◆ **Problem details**
For each line of the data below that holds "color", copy the line.

* Begin *

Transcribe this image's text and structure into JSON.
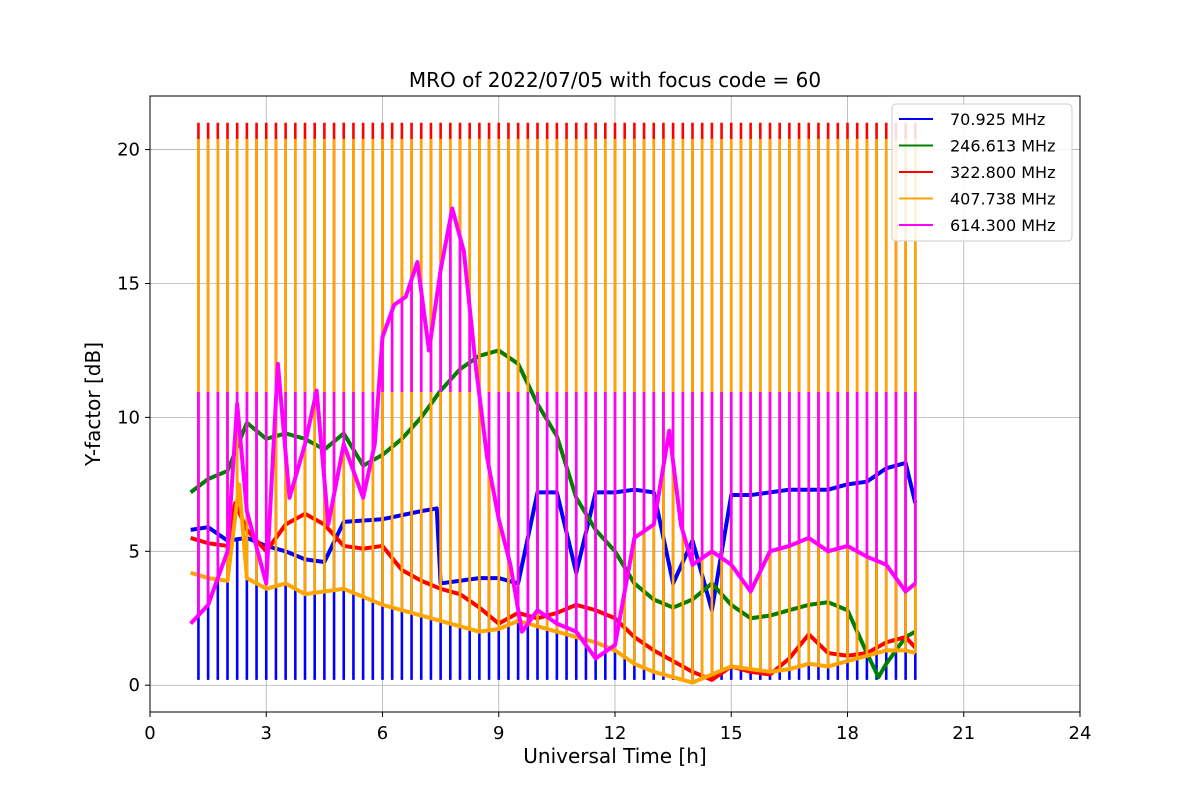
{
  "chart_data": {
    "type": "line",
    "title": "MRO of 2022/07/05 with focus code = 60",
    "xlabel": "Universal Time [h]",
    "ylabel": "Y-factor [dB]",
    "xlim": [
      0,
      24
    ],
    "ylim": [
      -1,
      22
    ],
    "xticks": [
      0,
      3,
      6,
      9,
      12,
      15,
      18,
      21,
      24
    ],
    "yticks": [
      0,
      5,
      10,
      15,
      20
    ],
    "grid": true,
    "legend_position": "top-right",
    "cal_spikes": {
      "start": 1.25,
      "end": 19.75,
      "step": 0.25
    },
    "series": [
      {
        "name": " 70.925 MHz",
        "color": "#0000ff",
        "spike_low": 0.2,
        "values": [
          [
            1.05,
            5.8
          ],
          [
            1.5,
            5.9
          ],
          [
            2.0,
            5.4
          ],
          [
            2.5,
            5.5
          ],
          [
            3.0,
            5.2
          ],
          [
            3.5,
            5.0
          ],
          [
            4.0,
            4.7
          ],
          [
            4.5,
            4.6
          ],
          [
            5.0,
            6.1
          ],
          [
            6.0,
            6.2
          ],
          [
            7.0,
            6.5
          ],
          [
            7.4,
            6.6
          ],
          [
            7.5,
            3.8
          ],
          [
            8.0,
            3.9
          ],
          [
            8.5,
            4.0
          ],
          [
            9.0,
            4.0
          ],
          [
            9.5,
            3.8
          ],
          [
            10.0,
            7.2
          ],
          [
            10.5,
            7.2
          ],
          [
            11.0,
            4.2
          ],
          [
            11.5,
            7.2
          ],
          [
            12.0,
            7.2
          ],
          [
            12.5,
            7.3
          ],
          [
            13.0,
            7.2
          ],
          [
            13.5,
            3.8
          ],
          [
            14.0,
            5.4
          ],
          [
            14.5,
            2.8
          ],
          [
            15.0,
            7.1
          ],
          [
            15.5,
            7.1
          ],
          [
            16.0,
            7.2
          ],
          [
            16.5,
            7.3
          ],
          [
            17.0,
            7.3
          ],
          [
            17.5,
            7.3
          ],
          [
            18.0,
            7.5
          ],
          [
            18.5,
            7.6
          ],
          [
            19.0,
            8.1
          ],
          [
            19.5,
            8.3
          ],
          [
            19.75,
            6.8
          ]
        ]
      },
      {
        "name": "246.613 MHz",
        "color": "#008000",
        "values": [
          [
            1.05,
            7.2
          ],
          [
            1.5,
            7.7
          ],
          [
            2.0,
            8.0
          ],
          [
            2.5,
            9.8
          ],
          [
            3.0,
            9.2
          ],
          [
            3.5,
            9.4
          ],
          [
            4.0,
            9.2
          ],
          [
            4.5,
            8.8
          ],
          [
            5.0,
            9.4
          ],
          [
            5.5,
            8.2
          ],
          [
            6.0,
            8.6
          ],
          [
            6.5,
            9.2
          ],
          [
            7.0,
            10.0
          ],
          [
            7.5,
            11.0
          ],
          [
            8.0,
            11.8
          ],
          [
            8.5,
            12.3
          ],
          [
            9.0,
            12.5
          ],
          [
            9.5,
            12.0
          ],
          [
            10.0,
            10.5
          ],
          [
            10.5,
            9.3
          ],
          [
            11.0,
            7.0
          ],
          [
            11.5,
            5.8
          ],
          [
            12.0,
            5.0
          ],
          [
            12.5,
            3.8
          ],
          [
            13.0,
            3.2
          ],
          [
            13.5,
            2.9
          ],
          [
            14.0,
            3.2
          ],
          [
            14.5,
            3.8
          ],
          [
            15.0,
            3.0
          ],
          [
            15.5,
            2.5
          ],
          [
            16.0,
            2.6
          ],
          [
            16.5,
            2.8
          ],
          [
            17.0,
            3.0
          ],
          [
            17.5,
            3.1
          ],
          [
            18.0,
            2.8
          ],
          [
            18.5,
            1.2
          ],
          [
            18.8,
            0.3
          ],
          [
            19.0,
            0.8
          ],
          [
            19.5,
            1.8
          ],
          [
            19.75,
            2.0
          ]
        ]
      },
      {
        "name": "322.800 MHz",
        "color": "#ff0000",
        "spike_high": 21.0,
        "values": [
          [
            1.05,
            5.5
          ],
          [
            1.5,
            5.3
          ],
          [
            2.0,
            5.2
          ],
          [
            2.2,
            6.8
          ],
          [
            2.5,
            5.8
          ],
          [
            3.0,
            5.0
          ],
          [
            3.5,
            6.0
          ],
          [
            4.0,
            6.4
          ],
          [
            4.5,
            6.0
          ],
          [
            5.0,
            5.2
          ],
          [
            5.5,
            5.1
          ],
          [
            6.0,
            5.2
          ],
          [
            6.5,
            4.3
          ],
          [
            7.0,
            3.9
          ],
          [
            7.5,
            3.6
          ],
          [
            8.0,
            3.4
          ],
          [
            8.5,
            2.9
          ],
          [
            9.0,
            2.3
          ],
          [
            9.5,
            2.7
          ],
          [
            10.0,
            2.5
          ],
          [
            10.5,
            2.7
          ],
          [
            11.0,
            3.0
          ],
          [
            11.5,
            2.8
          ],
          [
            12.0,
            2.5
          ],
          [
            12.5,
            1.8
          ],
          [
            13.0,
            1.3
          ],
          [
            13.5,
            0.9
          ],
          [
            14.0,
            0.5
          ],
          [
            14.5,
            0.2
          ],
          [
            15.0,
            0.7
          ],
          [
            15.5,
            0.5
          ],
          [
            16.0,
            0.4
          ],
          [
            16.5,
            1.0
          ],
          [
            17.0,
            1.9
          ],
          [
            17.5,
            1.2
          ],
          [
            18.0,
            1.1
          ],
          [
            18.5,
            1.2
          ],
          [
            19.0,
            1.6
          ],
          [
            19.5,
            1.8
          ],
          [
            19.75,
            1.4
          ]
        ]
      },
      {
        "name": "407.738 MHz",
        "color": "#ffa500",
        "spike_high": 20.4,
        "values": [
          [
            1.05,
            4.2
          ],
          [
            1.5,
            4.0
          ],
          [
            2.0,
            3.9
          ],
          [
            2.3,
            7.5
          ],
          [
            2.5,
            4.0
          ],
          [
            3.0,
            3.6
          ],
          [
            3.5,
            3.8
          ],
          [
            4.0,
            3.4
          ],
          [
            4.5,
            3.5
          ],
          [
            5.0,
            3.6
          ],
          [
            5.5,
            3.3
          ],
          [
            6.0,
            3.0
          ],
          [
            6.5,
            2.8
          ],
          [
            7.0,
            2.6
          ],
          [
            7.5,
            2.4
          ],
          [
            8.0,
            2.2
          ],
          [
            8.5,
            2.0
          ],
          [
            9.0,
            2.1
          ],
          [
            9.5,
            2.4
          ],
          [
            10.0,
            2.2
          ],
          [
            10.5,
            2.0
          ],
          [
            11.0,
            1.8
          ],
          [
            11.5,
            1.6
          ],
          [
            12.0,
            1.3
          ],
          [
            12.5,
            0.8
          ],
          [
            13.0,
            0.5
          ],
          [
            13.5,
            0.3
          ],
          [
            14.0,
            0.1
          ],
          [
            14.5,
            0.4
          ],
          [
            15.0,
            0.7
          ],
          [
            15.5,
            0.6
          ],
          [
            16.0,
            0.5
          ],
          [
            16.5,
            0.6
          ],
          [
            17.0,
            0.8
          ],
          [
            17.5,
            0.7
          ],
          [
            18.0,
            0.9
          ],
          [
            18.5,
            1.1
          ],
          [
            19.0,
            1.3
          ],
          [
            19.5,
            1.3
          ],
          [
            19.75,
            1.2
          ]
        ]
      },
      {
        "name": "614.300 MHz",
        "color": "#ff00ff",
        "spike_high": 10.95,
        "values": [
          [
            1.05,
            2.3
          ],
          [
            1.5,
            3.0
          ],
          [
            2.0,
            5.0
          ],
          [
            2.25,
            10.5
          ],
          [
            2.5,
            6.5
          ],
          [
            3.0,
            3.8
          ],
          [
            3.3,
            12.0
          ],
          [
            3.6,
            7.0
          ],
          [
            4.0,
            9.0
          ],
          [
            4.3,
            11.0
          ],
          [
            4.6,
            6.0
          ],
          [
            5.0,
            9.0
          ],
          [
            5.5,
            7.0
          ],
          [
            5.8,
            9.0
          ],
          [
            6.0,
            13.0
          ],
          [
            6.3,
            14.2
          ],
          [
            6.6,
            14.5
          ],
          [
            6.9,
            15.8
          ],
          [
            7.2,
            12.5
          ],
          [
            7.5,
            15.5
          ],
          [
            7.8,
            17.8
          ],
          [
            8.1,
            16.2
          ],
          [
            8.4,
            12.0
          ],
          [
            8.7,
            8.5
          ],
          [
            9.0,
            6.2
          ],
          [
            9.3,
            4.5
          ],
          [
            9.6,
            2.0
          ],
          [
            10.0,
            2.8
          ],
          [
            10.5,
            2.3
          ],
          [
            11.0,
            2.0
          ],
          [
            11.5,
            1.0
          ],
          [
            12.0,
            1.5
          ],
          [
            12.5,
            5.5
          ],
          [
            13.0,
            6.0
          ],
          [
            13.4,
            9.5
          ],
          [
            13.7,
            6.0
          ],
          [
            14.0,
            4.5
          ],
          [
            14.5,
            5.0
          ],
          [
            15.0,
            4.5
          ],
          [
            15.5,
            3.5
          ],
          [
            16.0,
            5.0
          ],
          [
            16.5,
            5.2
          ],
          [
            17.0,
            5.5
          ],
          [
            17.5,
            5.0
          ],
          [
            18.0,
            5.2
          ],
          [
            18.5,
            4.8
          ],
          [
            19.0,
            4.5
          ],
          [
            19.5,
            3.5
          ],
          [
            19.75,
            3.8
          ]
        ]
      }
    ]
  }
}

* End *

◆ **The result**
        "color": "#0000ff",
        "color": "#008000",
        "color": "#ff0000",
        "color": "#ffa500",
        "color": "#ff00ff",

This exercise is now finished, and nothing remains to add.